---------- Rows

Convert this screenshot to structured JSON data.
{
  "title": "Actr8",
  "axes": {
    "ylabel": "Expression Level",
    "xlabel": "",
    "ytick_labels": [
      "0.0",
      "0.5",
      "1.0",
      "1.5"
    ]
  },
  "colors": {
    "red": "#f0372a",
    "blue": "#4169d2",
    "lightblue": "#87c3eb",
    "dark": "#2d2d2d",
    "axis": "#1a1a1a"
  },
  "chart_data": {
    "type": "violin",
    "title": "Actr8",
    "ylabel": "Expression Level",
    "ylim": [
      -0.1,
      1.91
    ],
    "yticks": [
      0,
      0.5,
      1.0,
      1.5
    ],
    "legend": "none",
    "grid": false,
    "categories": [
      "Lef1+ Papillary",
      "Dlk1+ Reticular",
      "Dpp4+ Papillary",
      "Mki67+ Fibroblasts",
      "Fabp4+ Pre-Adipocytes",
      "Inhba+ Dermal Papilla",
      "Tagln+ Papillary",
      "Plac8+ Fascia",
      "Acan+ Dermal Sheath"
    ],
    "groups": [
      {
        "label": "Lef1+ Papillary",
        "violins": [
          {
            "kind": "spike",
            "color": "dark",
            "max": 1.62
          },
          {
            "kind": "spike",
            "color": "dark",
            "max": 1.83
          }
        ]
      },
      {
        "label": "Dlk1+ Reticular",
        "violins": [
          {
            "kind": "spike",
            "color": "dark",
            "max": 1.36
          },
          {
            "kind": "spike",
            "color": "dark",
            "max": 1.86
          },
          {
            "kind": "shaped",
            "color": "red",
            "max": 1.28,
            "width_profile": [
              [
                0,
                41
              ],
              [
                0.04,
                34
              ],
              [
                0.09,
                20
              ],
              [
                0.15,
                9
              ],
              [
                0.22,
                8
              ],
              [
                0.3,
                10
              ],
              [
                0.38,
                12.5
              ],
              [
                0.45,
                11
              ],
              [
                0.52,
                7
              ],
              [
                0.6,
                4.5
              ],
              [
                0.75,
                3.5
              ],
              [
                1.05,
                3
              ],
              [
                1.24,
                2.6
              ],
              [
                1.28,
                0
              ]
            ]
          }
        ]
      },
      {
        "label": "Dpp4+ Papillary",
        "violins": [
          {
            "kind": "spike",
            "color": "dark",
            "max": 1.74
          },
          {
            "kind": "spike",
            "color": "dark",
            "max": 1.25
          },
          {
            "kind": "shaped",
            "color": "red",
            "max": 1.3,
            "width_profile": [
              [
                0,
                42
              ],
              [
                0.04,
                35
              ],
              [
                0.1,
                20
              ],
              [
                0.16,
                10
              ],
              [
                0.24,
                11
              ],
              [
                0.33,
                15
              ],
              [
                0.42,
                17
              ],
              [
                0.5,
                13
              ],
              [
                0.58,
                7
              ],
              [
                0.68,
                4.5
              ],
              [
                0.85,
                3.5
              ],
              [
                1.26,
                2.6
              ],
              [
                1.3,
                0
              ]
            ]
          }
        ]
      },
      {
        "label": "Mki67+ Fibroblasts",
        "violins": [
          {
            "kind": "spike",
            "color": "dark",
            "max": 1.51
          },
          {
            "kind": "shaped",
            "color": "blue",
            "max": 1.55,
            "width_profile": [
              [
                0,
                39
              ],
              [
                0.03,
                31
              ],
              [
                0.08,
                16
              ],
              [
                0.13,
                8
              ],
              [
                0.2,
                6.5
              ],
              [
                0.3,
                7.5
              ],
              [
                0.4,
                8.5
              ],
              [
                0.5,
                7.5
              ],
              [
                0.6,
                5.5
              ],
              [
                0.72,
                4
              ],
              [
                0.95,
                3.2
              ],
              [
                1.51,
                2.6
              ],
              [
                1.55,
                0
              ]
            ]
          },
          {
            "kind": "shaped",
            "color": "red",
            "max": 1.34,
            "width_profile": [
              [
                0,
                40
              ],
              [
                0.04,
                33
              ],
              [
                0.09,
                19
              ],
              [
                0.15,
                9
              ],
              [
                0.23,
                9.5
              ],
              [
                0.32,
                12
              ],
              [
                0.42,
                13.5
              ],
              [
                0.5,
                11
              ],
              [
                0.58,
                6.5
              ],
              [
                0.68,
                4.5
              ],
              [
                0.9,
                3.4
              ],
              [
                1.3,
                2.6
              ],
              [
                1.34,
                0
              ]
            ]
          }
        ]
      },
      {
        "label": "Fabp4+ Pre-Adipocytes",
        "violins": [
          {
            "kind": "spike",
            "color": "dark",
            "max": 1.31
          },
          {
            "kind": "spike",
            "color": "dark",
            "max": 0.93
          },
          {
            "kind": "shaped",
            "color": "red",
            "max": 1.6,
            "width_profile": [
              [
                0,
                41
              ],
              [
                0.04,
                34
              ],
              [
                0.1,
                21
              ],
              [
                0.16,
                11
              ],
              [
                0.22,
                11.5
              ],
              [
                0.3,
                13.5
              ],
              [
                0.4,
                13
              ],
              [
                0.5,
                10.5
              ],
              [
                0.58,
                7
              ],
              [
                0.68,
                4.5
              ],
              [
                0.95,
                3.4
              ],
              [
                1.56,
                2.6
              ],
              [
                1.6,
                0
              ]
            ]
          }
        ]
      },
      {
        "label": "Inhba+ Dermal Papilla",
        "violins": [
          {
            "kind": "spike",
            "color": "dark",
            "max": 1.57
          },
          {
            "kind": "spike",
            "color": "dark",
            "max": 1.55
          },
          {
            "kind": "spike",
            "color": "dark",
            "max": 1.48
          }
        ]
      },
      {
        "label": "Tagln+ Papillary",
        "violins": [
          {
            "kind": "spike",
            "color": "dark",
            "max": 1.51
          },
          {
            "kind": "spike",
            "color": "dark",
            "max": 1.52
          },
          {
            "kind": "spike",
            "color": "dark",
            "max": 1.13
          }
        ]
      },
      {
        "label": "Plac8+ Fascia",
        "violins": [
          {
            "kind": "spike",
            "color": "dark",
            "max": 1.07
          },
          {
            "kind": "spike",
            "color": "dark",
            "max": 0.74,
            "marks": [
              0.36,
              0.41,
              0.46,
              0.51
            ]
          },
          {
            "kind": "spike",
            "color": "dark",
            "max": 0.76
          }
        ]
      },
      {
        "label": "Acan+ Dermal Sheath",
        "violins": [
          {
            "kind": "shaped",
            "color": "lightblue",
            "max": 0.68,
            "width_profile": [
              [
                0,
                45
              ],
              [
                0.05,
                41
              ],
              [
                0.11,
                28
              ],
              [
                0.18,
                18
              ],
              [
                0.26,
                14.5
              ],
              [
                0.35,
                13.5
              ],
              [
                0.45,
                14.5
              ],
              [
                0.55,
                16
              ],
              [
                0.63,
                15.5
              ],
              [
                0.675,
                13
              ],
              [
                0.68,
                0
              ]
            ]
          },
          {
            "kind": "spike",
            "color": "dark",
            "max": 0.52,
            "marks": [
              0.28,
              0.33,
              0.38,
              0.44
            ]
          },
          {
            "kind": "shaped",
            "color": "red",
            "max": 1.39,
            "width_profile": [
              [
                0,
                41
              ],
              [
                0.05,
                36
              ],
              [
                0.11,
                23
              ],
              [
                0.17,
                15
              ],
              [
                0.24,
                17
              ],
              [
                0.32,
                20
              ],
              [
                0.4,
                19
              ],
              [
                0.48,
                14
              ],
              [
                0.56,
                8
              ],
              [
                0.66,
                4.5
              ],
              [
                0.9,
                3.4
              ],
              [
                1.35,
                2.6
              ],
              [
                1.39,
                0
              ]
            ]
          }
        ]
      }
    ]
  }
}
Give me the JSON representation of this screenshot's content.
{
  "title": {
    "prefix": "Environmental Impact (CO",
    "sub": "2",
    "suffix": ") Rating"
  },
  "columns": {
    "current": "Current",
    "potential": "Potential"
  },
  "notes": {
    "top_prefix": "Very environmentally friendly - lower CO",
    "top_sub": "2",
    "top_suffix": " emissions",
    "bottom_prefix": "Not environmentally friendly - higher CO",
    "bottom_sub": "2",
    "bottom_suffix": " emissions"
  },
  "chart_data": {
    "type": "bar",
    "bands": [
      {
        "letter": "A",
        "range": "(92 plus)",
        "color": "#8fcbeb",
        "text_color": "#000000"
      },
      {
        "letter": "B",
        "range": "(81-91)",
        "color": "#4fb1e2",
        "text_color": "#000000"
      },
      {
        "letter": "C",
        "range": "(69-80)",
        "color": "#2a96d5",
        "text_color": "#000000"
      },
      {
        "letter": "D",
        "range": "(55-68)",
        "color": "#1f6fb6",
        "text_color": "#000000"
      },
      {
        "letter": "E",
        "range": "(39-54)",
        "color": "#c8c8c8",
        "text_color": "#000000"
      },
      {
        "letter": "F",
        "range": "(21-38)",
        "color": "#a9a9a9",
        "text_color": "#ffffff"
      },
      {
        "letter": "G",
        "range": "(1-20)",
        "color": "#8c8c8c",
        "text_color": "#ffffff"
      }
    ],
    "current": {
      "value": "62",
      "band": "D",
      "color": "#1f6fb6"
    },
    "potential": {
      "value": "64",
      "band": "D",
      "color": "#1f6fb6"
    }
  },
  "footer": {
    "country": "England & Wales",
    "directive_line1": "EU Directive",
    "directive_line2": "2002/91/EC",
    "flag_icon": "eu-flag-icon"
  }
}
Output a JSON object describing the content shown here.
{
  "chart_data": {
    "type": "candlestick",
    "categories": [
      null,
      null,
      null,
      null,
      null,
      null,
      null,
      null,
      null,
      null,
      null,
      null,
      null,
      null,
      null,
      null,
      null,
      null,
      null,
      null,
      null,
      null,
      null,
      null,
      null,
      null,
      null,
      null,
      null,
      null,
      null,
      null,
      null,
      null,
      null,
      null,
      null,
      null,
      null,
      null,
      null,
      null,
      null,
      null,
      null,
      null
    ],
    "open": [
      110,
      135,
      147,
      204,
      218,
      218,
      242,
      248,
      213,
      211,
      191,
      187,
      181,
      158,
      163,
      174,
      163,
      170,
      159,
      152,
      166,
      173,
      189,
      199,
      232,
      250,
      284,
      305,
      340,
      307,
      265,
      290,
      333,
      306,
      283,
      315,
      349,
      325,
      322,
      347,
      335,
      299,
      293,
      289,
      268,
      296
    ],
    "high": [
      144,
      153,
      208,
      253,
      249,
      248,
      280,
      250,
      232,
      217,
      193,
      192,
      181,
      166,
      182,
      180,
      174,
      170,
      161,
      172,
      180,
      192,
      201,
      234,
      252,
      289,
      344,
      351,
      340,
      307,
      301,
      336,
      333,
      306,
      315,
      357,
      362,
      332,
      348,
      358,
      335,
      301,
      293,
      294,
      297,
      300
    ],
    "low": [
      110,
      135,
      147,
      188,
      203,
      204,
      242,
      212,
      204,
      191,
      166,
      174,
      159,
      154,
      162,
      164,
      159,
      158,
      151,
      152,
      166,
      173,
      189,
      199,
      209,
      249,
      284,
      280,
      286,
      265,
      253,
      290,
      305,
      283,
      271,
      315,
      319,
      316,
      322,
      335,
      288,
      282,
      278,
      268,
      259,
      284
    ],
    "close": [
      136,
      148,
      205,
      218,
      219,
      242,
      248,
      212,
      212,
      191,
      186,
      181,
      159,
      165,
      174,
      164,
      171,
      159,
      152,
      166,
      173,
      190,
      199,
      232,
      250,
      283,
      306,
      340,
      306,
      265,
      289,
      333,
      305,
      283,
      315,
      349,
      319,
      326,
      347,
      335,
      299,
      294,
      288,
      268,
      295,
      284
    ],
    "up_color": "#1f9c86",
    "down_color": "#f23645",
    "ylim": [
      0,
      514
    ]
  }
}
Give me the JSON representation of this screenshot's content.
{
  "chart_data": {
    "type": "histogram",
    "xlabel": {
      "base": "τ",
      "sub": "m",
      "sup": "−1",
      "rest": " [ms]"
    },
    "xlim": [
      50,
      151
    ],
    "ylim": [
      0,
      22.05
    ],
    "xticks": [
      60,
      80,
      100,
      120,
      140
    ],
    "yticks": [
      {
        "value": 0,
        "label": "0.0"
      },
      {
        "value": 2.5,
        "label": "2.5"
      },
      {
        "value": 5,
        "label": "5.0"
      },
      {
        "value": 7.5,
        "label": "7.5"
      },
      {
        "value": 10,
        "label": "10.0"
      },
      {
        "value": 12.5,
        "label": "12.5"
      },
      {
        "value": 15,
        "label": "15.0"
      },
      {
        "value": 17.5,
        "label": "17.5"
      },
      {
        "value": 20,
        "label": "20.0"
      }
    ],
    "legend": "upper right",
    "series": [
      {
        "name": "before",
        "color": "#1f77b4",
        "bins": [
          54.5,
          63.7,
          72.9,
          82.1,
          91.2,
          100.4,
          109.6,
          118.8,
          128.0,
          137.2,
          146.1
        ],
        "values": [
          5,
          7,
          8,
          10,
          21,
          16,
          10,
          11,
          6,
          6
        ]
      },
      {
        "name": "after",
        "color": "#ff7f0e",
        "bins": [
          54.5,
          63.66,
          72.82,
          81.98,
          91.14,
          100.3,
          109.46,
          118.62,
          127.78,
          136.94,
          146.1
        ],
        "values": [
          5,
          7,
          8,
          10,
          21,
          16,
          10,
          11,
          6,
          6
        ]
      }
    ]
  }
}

--------------------

Challenge
Pull out every line holding "Tagln" from the records above, and copy it.

Written answer
      "Tagln+ Papillary",
        "label": "Tagln+ Papillary",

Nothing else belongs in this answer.